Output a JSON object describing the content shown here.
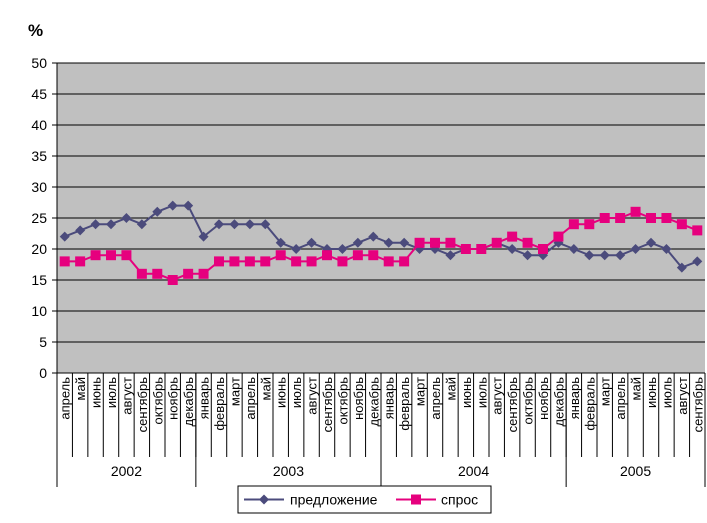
{
  "chart_data": {
    "type": "line",
    "unit_label": "%",
    "ylim": [
      0,
      50
    ],
    "yticks": [
      "0",
      "5",
      "10",
      "15",
      "20",
      "25",
      "30",
      "35",
      "40",
      "45",
      "50"
    ],
    "grid": true,
    "categories": [
      "апрель",
      "май",
      "июнь",
      "июль",
      "август",
      "сентябрь",
      "октябрь",
      "ноябрь",
      "декабрь",
      "январь",
      "февраль",
      "март",
      "апрель",
      "май",
      "июнь",
      "июль",
      "август",
      "сентябрь",
      "октябрь",
      "ноябрь",
      "декабрь",
      "январь",
      "февраль",
      "март",
      "апрель",
      "май",
      "июнь",
      "июль",
      "август",
      "сентябрь",
      "октябрь",
      "ноябрь",
      "декабрь",
      "январь",
      "февраль",
      "март",
      "апрель",
      "май",
      "июнь",
      "июль",
      "август",
      "сентябрь"
    ],
    "years": [
      {
        "label": "2002",
        "count": 9
      },
      {
        "label": "2003",
        "count": 12
      },
      {
        "label": "2004",
        "count": 12
      },
      {
        "label": "2005",
        "count": 9
      }
    ],
    "series": [
      {
        "name": "предложение",
        "color": "#4b4b7c",
        "marker": "diamond",
        "values": [
          22,
          23,
          24,
          24,
          25,
          24,
          26,
          27,
          27,
          22,
          24,
          24,
          24,
          24,
          21,
          20,
          21,
          20,
          20,
          21,
          22,
          21,
          21,
          20,
          20,
          19,
          20,
          20,
          21,
          20,
          19,
          19,
          21,
          20,
          19,
          19,
          19,
          20,
          21,
          20,
          17,
          18
        ]
      },
      {
        "name": "спрос",
        "color": "#e6007e",
        "marker": "square",
        "values": [
          18,
          18,
          19,
          19,
          19,
          16,
          16,
          15,
          16,
          16,
          18,
          18,
          18,
          18,
          19,
          18,
          18,
          19,
          18,
          19,
          19,
          18,
          18,
          21,
          21,
          21,
          20,
          20,
          21,
          22,
          21,
          20,
          22,
          24,
          24,
          25,
          25,
          26,
          25,
          25,
          24,
          23
        ]
      }
    ],
    "legend_position": "bottom-center"
  }
}
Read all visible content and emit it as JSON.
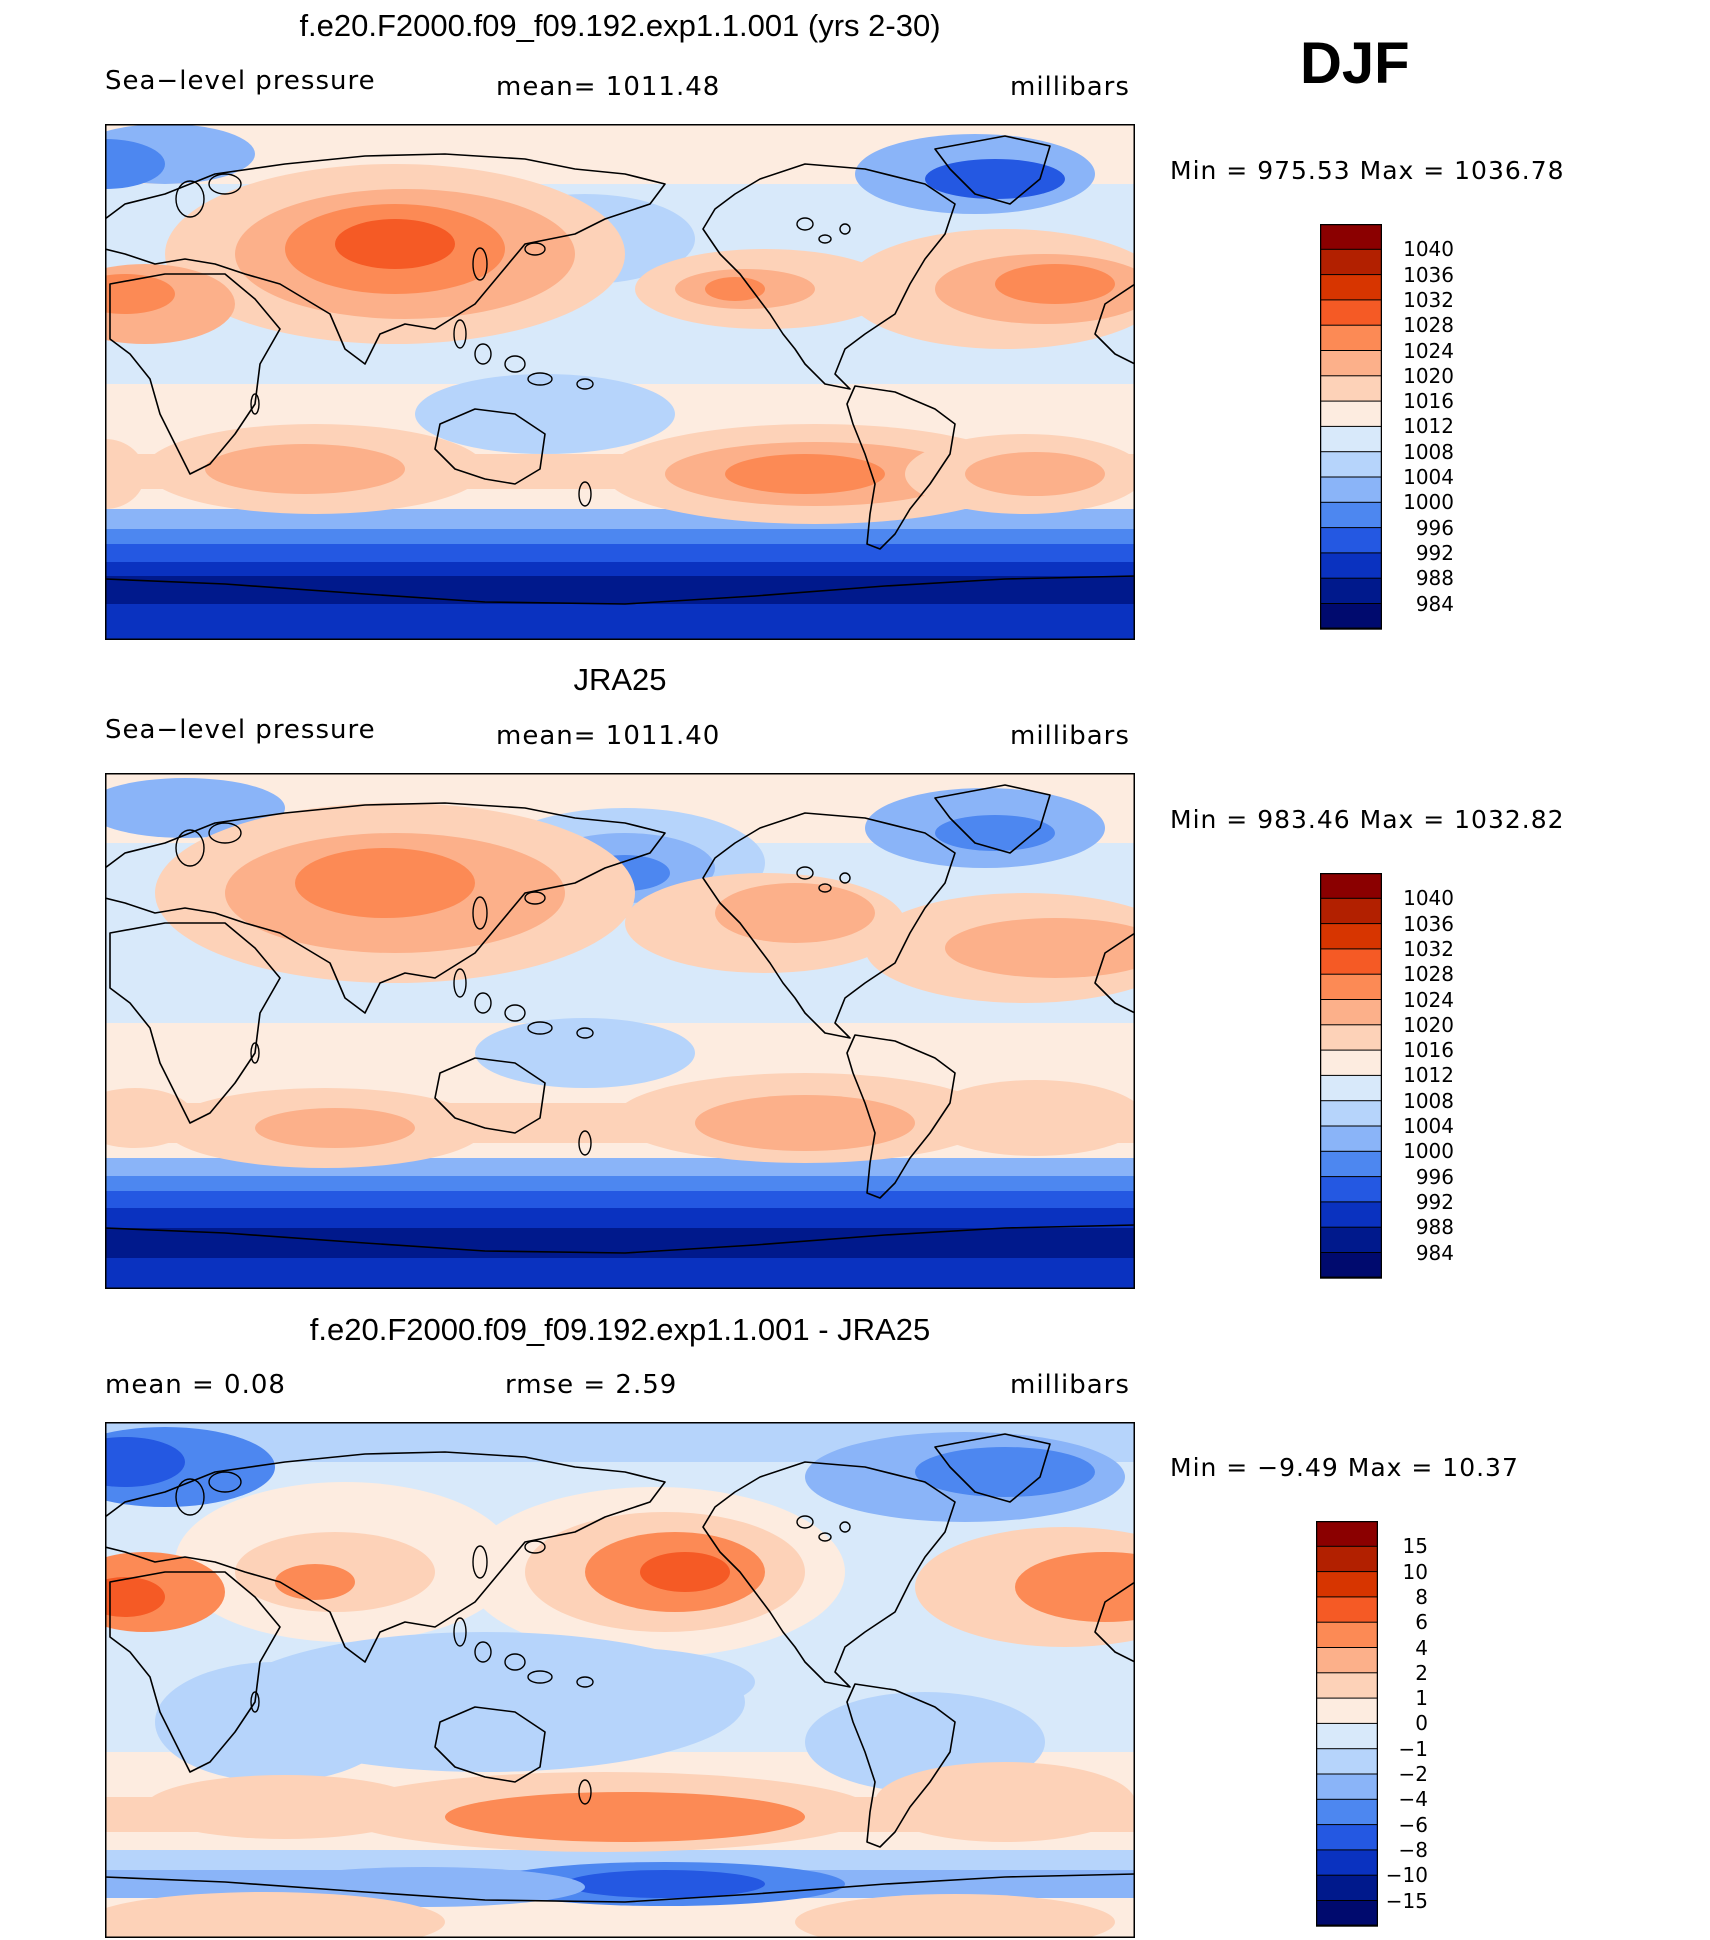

======

Job: All of the data above should be quoted exactly, except for the pictures.

Result of the task:
Output a JSON object describing the content shown here.
{
  "chart_data": {
    "type": "line",
    "unit_label": "%",
    "ylim": [
      0,
      50
    ],
    "yticks": [
      "0",
      "5",
      "10",
      "15",
      "20",
      "25",
      "30",
      "35",
      "40",
      "45",
      "50"
    ],
    "grid": true,
    "categories": [
      "апрель",
      "май",
      "июнь",
      "июль",
      "август",
      "сентябрь",
      "октябрь",
      "ноябрь",
      "декабрь",
      "январь",
      "февраль",
      "март",
      "апрель",
      "май",
      "июнь",
      "июль",
      "август",
      "сентябрь",
      "октябрь",
      "ноябрь",
      "декабрь",
      "январь",
      "февраль",
      "март",
      "апрель",
      "май",
      "июнь",
      "июль",
      "август",
      "сентябрь",
      "октябрь",
      "ноябрь",
      "декабрь",
      "январь",
      "февраль",
      "март",
      "апрель",
      "май",
      "июнь",
      "июль",
      "август",
      "сентябрь"
    ],
    "years": [
      {
        "label": "2002",
        "count": 9
      },
      {
        "label": "2003",
        "count": 12
      },
      {
        "label": "2004",
        "count": 12
      },
      {
        "label": "2005",
        "count": 9
      }
    ],
    "series": [
      {
        "name": "предложение",
        "color": "#4b4b7c",
        "marker": "diamond",
        "values": [
          22,
          23,
          24,
          24,
          25,
          24,
          26,
          27,
          27,
          22,
          24,
          24,
          24,
          24,
          21,
          20,
          21,
          20,
          20,
          21,
          22,
          21,
          21,
          20,
          20,
          19,
          20,
          20,
          21,
          20,
          19,
          19,
          21,
          20,
          19,
          19,
          19,
          20,
          21,
          20,
          17,
          18
        ]
      },
      {
        "name": "спрос",
        "color": "#e6007e",
        "marker": "square",
        "values": [
          18,
          18,
          19,
          19,
          19,
          16,
          16,
          15,
          16,
          16,
          18,
          18,
          18,
          18,
          19,
          18,
          18,
          19,
          18,
          19,
          19,
          18,
          18,
          21,
          21,
          21,
          20,
          20,
          21,
          22,
          21,
          20,
          22,
          24,
          24,
          25,
          25,
          26,
          25,
          25,
          24,
          23
        ]
      }
    ],
    "legend_position": "bottom-center"
  }
}
Read all visible content and emit it as JSON.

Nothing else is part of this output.